§ SET TASK A: Output the records word for word, starting with their first line and ending with the line containing "bird-call-box-4 bbox=[139, 276, 199, 293]", including both of those lines.

§ PAGE EXTRACT:
━━━

Rita suggested we try approaching the woodland from another highway. From State Highway 37 we found another entrance to Pioneer Mothers. This access soon leads to a very old looking upland tract of timber. There was no more time for exploring that day and I didn’t see anything outstanding but it did look like an area that deserved further exploration.

I spent the better part of the last two days of our vacation wandering through Pioneer Mothers. Rain shortened my visit to this old growth forest on Thursday but Friday the weather was better. Near the trail, just a short distance from the trailhead was the first notable tree, a walnut with a trunk four feet in diameter. I didn’t bother measuring this one because the crown had sustained a considerable amount of storm damage so the height was no longer exceptional.

The first tree that I measured was a nice white ash that reached a height of 135’ and a circumference of 10’9”. I didn’t have to go far to find a tall sycamore with a trunk measuring 13’6” and the height was 139.7’. This would prove to be the tallest tree I would measure at Pioneer Mothers. I believe there would be taller trees at this site but there is no deep valley where trees can be afforded some protection from storms. Not far from the sycamore and the ash stands the tallest walnut I would find. I found the walnut to have a circumference of 10’8” and a height of 138’. Another walnut nearby may have been taller but storm damage had reduced the height. All of these trees stood near the bottom of a drainage which at least afforded them a little protection from storms.

There were some shagbark hickories here but there was another variety of hickory that was unfamiliar to me. Judging by the buds and the nuts, I identified these as pignut hickories. The tallest one I measured had a circumference of 7’11” and reached a height of 124.3’. I found another one that with a circumference of 8’10” that may have been taller but by then, there was no time for measuring the height. I measured another pignut hickory to 116’. The tallest shagbark I measured, reached a height of 124.5’.

While I was wandering around this old growth forest, I was very excited to find a beautiful male eastern box turtle on the forest floor right in front of me! This was quite a treat since I rarely get the chance to see this species (they don’t occur in Iowa). He didn’t seem to be too concerned about my presence which allowed me to get some good photographs.

━━━

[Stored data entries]
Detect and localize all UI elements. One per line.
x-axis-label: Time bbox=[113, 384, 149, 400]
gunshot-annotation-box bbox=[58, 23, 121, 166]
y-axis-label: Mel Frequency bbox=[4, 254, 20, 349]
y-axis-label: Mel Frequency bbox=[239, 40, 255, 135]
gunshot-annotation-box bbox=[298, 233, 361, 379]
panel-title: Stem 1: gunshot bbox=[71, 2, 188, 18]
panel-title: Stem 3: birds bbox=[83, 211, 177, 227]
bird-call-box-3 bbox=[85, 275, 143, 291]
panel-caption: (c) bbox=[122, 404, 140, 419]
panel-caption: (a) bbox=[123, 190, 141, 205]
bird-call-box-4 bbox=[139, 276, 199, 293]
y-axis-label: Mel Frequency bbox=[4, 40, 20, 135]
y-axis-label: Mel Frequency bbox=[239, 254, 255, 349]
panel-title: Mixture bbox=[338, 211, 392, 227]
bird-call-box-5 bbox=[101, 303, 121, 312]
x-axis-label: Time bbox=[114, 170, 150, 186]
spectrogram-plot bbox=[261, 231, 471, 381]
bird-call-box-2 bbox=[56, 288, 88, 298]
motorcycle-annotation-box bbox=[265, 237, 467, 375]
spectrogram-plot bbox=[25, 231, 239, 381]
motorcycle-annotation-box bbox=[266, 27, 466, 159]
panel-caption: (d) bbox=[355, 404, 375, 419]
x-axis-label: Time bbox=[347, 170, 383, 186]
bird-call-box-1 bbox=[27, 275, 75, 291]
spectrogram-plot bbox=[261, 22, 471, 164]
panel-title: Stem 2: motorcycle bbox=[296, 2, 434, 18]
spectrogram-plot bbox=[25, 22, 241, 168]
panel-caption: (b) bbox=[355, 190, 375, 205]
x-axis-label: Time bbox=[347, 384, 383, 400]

━━━

§ SET TASK B: In the account of Pioneer Mothers, how tall was the sycamore whose trunk measured 13’6”?

§ TASK ANSWER A:
Detect and localize all UI elements. One per line.
x-axis-label: Time bbox=[113, 384, 149, 400]
gunshot-annotation-box bbox=[58, 23, 121, 166]
y-axis-label: Mel Frequency bbox=[4, 254, 20, 349]
y-axis-label: Mel Frequency bbox=[239, 40, 255, 135]
gunshot-annotation-box bbox=[298, 233, 361, 379]
panel-title: Stem 1: gunshot bbox=[71, 2, 188, 18]
panel-title: Stem 3: birds bbox=[83, 211, 177, 227]
bird-call-box-3 bbox=[85, 275, 143, 291]
panel-caption: (c) bbox=[122, 404, 140, 419]
panel-caption: (a) bbox=[123, 190, 141, 205]
bird-call-box-4 bbox=[139, 276, 199, 293]

§ TASK ANSWER B: The sycamore was 139.7’ tall.